INFORMATION SUPPLIED —
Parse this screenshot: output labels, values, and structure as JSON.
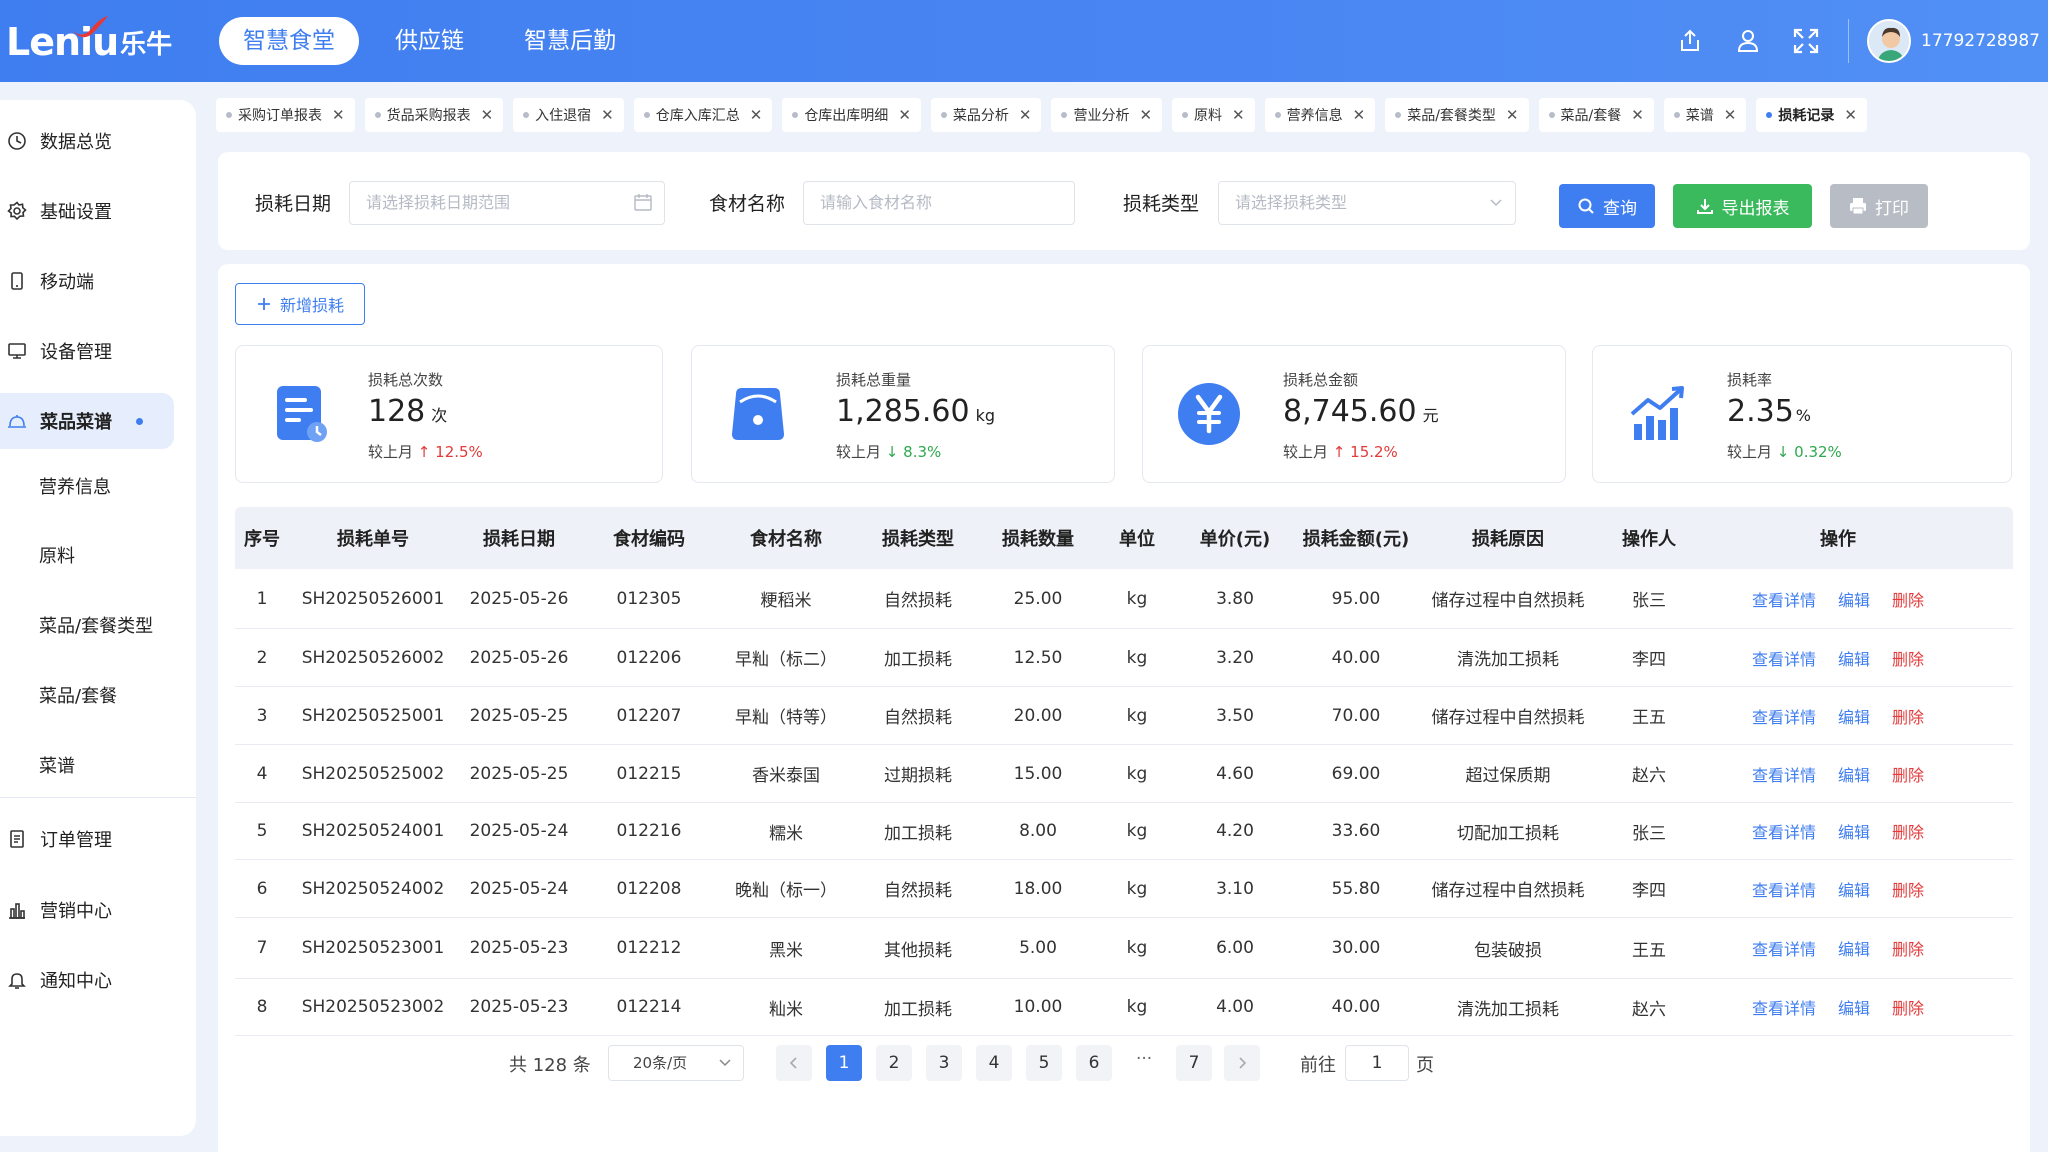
{
  "app": {
    "logo_text": "Leniu",
    "logo_cn": "乐牛",
    "phone": "17792728987",
    "top_nav": [
      {
        "label": "智慧食堂",
        "active": true
      },
      {
        "label": "供应链",
        "active": false
      },
      {
        "label": "智慧后勤",
        "active": false
      }
    ],
    "header_icons": [
      "share-icon",
      "user-icon",
      "fullscreen-icon"
    ]
  },
  "sidebar": {
    "items": [
      {
        "label": "数据总览",
        "icon": "clock-icon"
      },
      {
        "label": "基础设置",
        "icon": "gear-icon"
      },
      {
        "label": "移动端",
        "icon": "mobile-icon"
      },
      {
        "label": "设备管理",
        "icon": "monitor-icon"
      },
      {
        "label": "菜品菜谱",
        "icon": "cloche-icon",
        "active": true
      },
      {
        "label": "订单管理",
        "icon": "order-icon"
      },
      {
        "label": "营销中心",
        "icon": "bar-chart-icon"
      },
      {
        "label": "通知中心",
        "icon": "bell-icon"
      }
    ],
    "sub_items": [
      "营养信息",
      "原料",
      "菜品/套餐类型",
      "菜品/套餐",
      "菜谱"
    ]
  },
  "tabs": [
    {
      "label": "采购订单报表"
    },
    {
      "label": "货品采购报表"
    },
    {
      "label": "入住退宿"
    },
    {
      "label": "仓库入库汇总"
    },
    {
      "label": "仓库出库明细"
    },
    {
      "label": "菜品分析"
    },
    {
      "label": "营业分析"
    },
    {
      "label": "原料"
    },
    {
      "label": "营养信息"
    },
    {
      "label": "菜品/套餐类型"
    },
    {
      "label": "菜品/套餐"
    },
    {
      "label": "菜谱"
    },
    {
      "label": "损耗记录",
      "active": true
    }
  ],
  "filter": {
    "date_label": "损耗日期",
    "date_placeholder": "请选择损耗日期范围",
    "name_label": "食材名称",
    "name_placeholder": "请输入食材名称",
    "type_label": "损耗类型",
    "type_placeholder": "请选择损耗类型",
    "query_label": "查询",
    "export_label": "导出报表",
    "print_label": "打印"
  },
  "add_button": "新增损耗",
  "stats": [
    {
      "label": "损耗总次数",
      "value": "128",
      "unit": "次",
      "cmp_label": "较上月",
      "cmp_arrow": "↑",
      "cmp_value": "12.5%",
      "trend": "up",
      "icon": "document-icon"
    },
    {
      "label": "损耗总重量",
      "value": "1,285.60",
      "unit": "kg",
      "cmp_label": "较上月",
      "cmp_arrow": "↓",
      "cmp_value": "8.3%",
      "trend": "down",
      "icon": "scale-icon"
    },
    {
      "label": "损耗总金额",
      "value": "8,745.60",
      "unit": "元",
      "cmp_label": "较上月",
      "cmp_arrow": "↑",
      "cmp_value": "15.2%",
      "trend": "up",
      "icon": "yuan-icon"
    },
    {
      "label": "损耗率",
      "value": "2.35",
      "unit": "%",
      "cmp_label": "较上月",
      "cmp_arrow": "↓",
      "cmp_value": "0.32%",
      "trend": "down",
      "icon": "trend-chart-icon"
    }
  ],
  "table": {
    "headers": [
      "序号",
      "损耗单号",
      "损耗日期",
      "食材编码",
      "食材名称",
      "损耗类型",
      "损耗数量",
      "单位",
      "单价(元)",
      "损耗金额(元)",
      "损耗原因",
      "操作人",
      "操作"
    ],
    "actions": {
      "view": "查看详情",
      "edit": "编辑",
      "delete": "删除"
    },
    "rows": [
      [
        "1",
        "SH20250526001",
        "2025-05-26",
        "012305",
        "粳稻米",
        "自然损耗",
        "25.00",
        "kg",
        "3.80",
        "95.00",
        "储存过程中自然损耗",
        "张三"
      ],
      [
        "2",
        "SH20250526002",
        "2025-05-26",
        "012206",
        "早籼（标二）",
        "加工损耗",
        "12.50",
        "kg",
        "3.20",
        "40.00",
        "清洗加工损耗",
        "李四"
      ],
      [
        "3",
        "SH20250525001",
        "2025-05-25",
        "012207",
        "早籼（特等）",
        "自然损耗",
        "20.00",
        "kg",
        "3.50",
        "70.00",
        "储存过程中自然损耗",
        "王五"
      ],
      [
        "4",
        "SH20250525002",
        "2025-05-25",
        "012215",
        "香米泰国",
        "过期损耗",
        "15.00",
        "kg",
        "4.60",
        "69.00",
        "超过保质期",
        "赵六"
      ],
      [
        "5",
        "SH20250524001",
        "2025-05-24",
        "012216",
        "糯米",
        "加工损耗",
        "8.00",
        "kg",
        "4.20",
        "33.60",
        "切配加工损耗",
        "张三"
      ],
      [
        "6",
        "SH20250524002",
        "2025-05-24",
        "012208",
        "晚籼（标一）",
        "自然损耗",
        "18.00",
        "kg",
        "3.10",
        "55.80",
        "储存过程中自然损耗",
        "李四"
      ],
      [
        "7",
        "SH20250523001",
        "2025-05-23",
        "012212",
        "黑米",
        "其他损耗",
        "5.00",
        "kg",
        "6.00",
        "30.00",
        "包装破损",
        "王五"
      ],
      [
        "8",
        "SH20250523002",
        "2025-05-23",
        "012214",
        "籼米",
        "加工损耗",
        "10.00",
        "kg",
        "4.00",
        "40.00",
        "清洗加工损耗",
        "赵六"
      ]
    ]
  },
  "pagination": {
    "total": "共 128 条",
    "page_size": "20条/页",
    "pages": [
      "1",
      "2",
      "3",
      "4",
      "5",
      "6",
      "7"
    ],
    "current": "1",
    "ellipsis": "···",
    "goto_label": "前往",
    "goto_value": "1",
    "page_suffix": "页"
  },
  "colors": {
    "primary": "#3f7ef0",
    "success": "#3aba5c",
    "danger": "#e33a3a",
    "disabled": "#b8bcc4"
  }
}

WHAT YOU WILL DO —
Check each line in the records for the word "chart" and say how many have it, with nothing else.

REPLY —
2